=== Record excerpts ===
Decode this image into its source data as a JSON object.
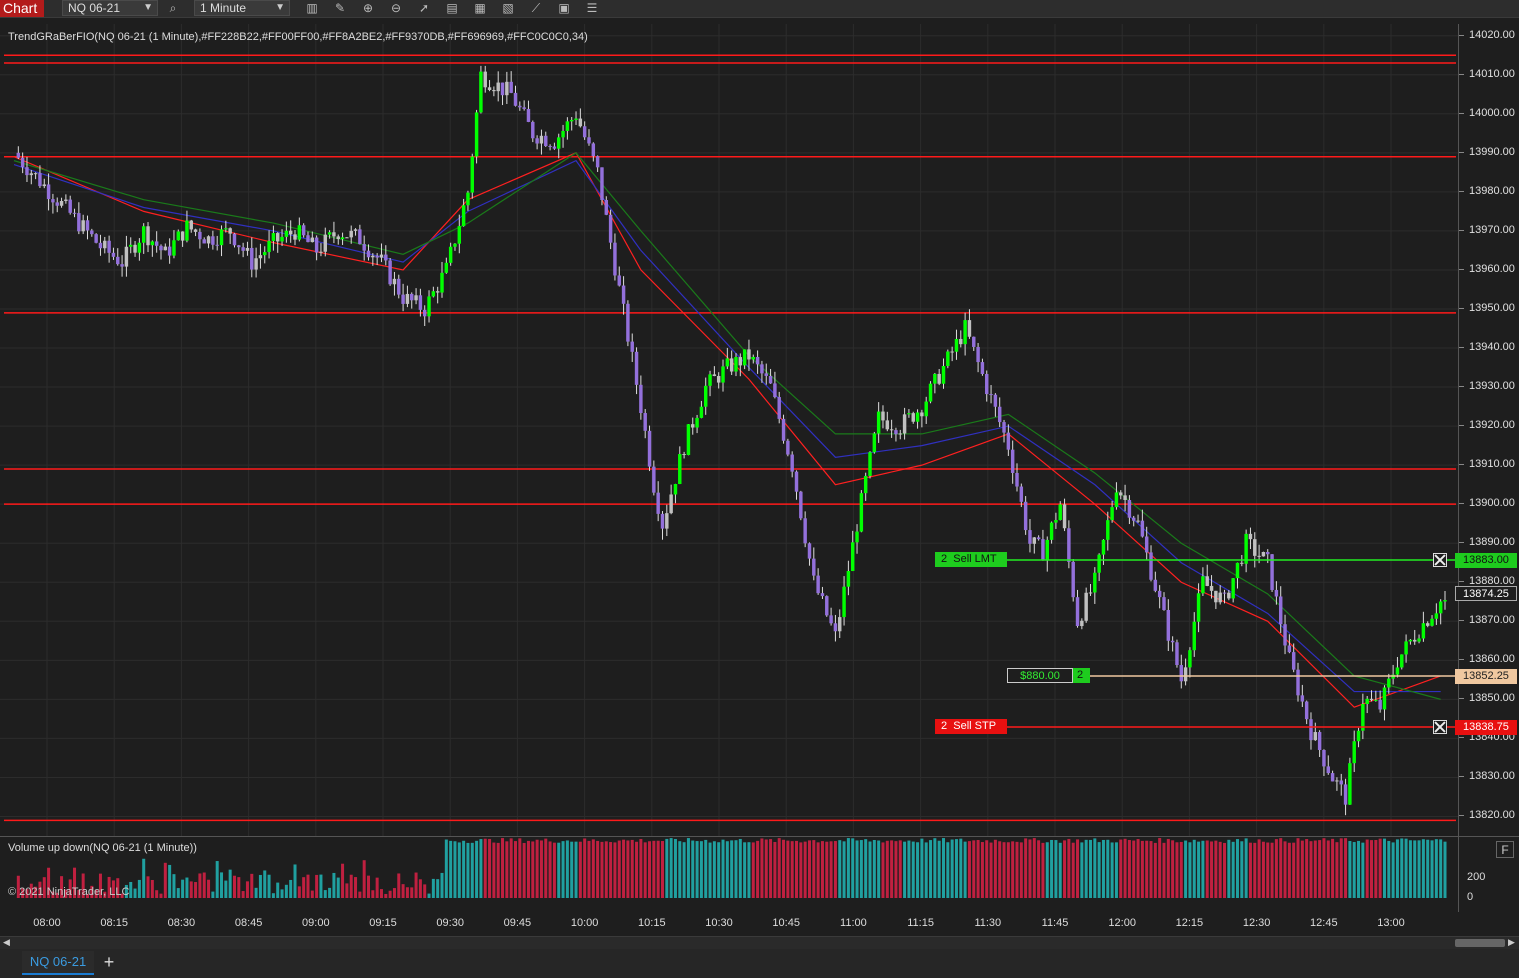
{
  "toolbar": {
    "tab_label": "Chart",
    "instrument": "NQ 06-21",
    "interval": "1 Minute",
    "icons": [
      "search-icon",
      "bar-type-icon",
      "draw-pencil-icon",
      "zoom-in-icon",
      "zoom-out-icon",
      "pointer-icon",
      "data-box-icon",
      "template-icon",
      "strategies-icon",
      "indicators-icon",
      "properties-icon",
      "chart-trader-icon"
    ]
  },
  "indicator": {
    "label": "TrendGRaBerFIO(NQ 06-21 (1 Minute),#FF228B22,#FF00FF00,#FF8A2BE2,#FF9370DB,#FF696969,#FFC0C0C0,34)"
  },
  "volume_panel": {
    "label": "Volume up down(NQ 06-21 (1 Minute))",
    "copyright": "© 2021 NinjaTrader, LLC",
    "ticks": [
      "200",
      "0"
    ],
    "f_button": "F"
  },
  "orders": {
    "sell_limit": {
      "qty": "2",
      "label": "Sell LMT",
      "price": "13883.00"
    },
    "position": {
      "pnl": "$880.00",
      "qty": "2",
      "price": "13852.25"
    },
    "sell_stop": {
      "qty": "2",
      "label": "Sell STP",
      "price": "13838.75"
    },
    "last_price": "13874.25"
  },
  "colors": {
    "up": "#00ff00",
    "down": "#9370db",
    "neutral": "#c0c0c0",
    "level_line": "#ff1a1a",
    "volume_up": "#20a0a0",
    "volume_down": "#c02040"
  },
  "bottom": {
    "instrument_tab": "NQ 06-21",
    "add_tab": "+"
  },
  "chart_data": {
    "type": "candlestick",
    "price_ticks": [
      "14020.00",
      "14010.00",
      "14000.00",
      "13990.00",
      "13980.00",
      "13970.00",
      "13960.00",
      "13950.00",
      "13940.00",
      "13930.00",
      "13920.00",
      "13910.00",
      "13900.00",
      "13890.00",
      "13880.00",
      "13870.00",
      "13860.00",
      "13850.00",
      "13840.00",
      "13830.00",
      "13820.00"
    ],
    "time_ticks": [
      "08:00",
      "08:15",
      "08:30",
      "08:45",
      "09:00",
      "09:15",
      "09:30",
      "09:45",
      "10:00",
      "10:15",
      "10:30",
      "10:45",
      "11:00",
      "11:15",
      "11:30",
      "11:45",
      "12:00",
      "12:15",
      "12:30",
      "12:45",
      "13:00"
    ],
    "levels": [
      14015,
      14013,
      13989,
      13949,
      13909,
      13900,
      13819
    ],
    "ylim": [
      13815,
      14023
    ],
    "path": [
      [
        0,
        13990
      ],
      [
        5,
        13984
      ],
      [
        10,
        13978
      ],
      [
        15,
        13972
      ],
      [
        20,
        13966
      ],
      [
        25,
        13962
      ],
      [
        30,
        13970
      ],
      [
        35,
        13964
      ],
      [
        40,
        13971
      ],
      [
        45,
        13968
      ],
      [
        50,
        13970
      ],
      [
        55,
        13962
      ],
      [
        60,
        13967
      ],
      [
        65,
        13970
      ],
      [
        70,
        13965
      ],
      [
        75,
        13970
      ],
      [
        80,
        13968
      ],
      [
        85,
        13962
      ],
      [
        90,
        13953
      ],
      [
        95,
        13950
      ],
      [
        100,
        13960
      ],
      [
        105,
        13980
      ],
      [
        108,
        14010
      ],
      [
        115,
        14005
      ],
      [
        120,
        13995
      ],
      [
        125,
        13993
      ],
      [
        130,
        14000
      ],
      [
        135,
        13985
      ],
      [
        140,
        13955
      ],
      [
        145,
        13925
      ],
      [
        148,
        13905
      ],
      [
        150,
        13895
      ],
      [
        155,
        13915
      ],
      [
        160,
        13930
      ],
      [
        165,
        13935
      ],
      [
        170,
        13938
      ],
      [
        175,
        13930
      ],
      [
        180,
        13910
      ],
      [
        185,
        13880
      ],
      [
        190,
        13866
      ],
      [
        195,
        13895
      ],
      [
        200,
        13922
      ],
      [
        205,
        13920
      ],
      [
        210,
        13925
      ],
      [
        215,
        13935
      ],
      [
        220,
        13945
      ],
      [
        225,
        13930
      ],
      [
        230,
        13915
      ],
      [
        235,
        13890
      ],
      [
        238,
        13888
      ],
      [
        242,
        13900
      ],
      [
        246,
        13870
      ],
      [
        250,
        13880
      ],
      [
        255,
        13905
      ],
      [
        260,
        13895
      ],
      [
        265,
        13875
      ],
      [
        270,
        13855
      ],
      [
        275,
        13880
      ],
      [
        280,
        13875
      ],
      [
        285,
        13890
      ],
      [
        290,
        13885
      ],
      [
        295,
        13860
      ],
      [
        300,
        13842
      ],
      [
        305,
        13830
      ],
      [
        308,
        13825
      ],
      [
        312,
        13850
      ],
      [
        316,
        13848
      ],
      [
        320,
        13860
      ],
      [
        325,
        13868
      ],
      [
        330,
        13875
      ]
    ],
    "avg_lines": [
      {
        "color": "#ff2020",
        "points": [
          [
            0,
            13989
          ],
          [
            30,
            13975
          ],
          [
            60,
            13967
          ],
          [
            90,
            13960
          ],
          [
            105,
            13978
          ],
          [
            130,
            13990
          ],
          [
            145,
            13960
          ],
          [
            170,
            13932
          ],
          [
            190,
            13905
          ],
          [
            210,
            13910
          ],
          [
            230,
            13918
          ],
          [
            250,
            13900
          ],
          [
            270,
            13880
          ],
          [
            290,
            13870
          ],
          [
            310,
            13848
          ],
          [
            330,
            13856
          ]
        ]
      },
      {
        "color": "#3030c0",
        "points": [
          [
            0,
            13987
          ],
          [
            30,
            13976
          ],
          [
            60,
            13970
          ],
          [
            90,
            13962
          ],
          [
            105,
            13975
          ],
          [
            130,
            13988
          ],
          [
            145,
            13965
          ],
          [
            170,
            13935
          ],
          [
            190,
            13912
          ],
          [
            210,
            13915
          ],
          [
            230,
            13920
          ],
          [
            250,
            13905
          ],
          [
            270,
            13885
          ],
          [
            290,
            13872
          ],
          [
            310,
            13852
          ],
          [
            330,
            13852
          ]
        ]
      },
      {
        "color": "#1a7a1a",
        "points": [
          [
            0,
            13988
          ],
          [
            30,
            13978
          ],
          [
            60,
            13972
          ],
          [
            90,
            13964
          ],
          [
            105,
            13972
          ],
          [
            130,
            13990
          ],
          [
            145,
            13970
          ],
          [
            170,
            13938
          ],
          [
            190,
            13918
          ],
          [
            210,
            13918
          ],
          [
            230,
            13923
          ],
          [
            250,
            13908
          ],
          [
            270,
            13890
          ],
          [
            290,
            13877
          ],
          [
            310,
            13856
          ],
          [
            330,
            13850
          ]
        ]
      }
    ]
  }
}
===
Problem requirements:
All of the entries above should be copied exactly, except for the pictures.

Output of the exercise:
Decode this image into its source data as a JSON object.
{
  "toolbar": {
    "tab_label": "Chart",
    "instrument": "NQ 06-21",
    "interval": "1 Minute",
    "icons": [
      "search-icon",
      "bar-type-icon",
      "draw-pencil-icon",
      "zoom-in-icon",
      "zoom-out-icon",
      "pointer-icon",
      "data-box-icon",
      "template-icon",
      "strategies-icon",
      "indicators-icon",
      "properties-icon",
      "chart-trader-icon"
    ]
  },
  "indicator": {
    "label": "TrendGRaBerFIO(NQ 06-21 (1 Minute),#FF228B22,#FF00FF00,#FF8A2BE2,#FF9370DB,#FF696969,#FFC0C0C0,34)"
  },
  "volume_panel": {
    "label": "Volume up down(NQ 06-21 (1 Minute))",
    "copyright": "© 2021 NinjaTrader, LLC",
    "ticks": [
      "200",
      "0"
    ],
    "f_button": "F"
  },
  "orders": {
    "sell_limit": {
      "qty": "2",
      "label": "Sell LMT",
      "price": "13883.00"
    },
    "position": {
      "pnl": "$880.00",
      "qty": "2",
      "price": "13852.25"
    },
    "sell_stop": {
      "qty": "2",
      "label": "Sell STP",
      "price": "13838.75"
    },
    "last_price": "13874.25"
  },
  "colors": {
    "up": "#00ff00",
    "down": "#9370db",
    "neutral": "#c0c0c0",
    "level_line": "#ff1a1a",
    "volume_up": "#20a0a0",
    "volume_down": "#c02040"
  },
  "bottom": {
    "instrument_tab": "NQ 06-21",
    "add_tab": "+"
  },
  "chart_data": {
    "type": "candlestick",
    "price_ticks": [
      "14020.00",
      "14010.00",
      "14000.00",
      "13990.00",
      "13980.00",
      "13970.00",
      "13960.00",
      "13950.00",
      "13940.00",
      "13930.00",
      "13920.00",
      "13910.00",
      "13900.00",
      "13890.00",
      "13880.00",
      "13870.00",
      "13860.00",
      "13850.00",
      "13840.00",
      "13830.00",
      "13820.00"
    ],
    "time_ticks": [
      "08:00",
      "08:15",
      "08:30",
      "08:45",
      "09:00",
      "09:15",
      "09:30",
      "09:45",
      "10:00",
      "10:15",
      "10:30",
      "10:45",
      "11:00",
      "11:15",
      "11:30",
      "11:45",
      "12:00",
      "12:15",
      "12:30",
      "12:45",
      "13:00"
    ],
    "levels": [
      14015,
      14013,
      13989,
      13949,
      13909,
      13900,
      13819
    ],
    "ylim": [
      13815,
      14023
    ],
    "path": [
      [
        0,
        13990
      ],
      [
        5,
        13984
      ],
      [
        10,
        13978
      ],
      [
        15,
        13972
      ],
      [
        20,
        13966
      ],
      [
        25,
        13962
      ],
      [
        30,
        13970
      ],
      [
        35,
        13964
      ],
      [
        40,
        13971
      ],
      [
        45,
        13968
      ],
      [
        50,
        13970
      ],
      [
        55,
        13962
      ],
      [
        60,
        13967
      ],
      [
        65,
        13970
      ],
      [
        70,
        13965
      ],
      [
        75,
        13970
      ],
      [
        80,
        13968
      ],
      [
        85,
        13962
      ],
      [
        90,
        13953
      ],
      [
        95,
        13950
      ],
      [
        100,
        13960
      ],
      [
        105,
        13980
      ],
      [
        108,
        14010
      ],
      [
        115,
        14005
      ],
      [
        120,
        13995
      ],
      [
        125,
        13993
      ],
      [
        130,
        14000
      ],
      [
        135,
        13985
      ],
      [
        140,
        13955
      ],
      [
        145,
        13925
      ],
      [
        148,
        13905
      ],
      [
        150,
        13895
      ],
      [
        155,
        13915
      ],
      [
        160,
        13930
      ],
      [
        165,
        13935
      ],
      [
        170,
        13938
      ],
      [
        175,
        13930
      ],
      [
        180,
        13910
      ],
      [
        185,
        13880
      ],
      [
        190,
        13866
      ],
      [
        195,
        13895
      ],
      [
        200,
        13922
      ],
      [
        205,
        13920
      ],
      [
        210,
        13925
      ],
      [
        215,
        13935
      ],
      [
        220,
        13945
      ],
      [
        225,
        13930
      ],
      [
        230,
        13915
      ],
      [
        235,
        13890
      ],
      [
        238,
        13888
      ],
      [
        242,
        13900
      ],
      [
        246,
        13870
      ],
      [
        250,
        13880
      ],
      [
        255,
        13905
      ],
      [
        260,
        13895
      ],
      [
        265,
        13875
      ],
      [
        270,
        13855
      ],
      [
        275,
        13880
      ],
      [
        280,
        13875
      ],
      [
        285,
        13890
      ],
      [
        290,
        13885
      ],
      [
        295,
        13860
      ],
      [
        300,
        13842
      ],
      [
        305,
        13830
      ],
      [
        308,
        13825
      ],
      [
        312,
        13850
      ],
      [
        316,
        13848
      ],
      [
        320,
        13860
      ],
      [
        325,
        13868
      ],
      [
        330,
        13875
      ]
    ],
    "avg_lines": [
      {
        "color": "#ff2020",
        "points": [
          [
            0,
            13989
          ],
          [
            30,
            13975
          ],
          [
            60,
            13967
          ],
          [
            90,
            13960
          ],
          [
            105,
            13978
          ],
          [
            130,
            13990
          ],
          [
            145,
            13960
          ],
          [
            170,
            13932
          ],
          [
            190,
            13905
          ],
          [
            210,
            13910
          ],
          [
            230,
            13918
          ],
          [
            250,
            13900
          ],
          [
            270,
            13880
          ],
          [
            290,
            13870
          ],
          [
            310,
            13848
          ],
          [
            330,
            13856
          ]
        ]
      },
      {
        "color": "#3030c0",
        "points": [
          [
            0,
            13987
          ],
          [
            30,
            13976
          ],
          [
            60,
            13970
          ],
          [
            90,
            13962
          ],
          [
            105,
            13975
          ],
          [
            130,
            13988
          ],
          [
            145,
            13965
          ],
          [
            170,
            13935
          ],
          [
            190,
            13912
          ],
          [
            210,
            13915
          ],
          [
            230,
            13920
          ],
          [
            250,
            13905
          ],
          [
            270,
            13885
          ],
          [
            290,
            13872
          ],
          [
            310,
            13852
          ],
          [
            330,
            13852
          ]
        ]
      },
      {
        "color": "#1a7a1a",
        "points": [
          [
            0,
            13988
          ],
          [
            30,
            13978
          ],
          [
            60,
            13972
          ],
          [
            90,
            13964
          ],
          [
            105,
            13972
          ],
          [
            130,
            13990
          ],
          [
            145,
            13970
          ],
          [
            170,
            13938
          ],
          [
            190,
            13918
          ],
          [
            210,
            13918
          ],
          [
            230,
            13923
          ],
          [
            250,
            13908
          ],
          [
            270,
            13890
          ],
          [
            290,
            13877
          ],
          [
            310,
            13856
          ],
          [
            330,
            13850
          ]
        ]
      }
    ]
  }
}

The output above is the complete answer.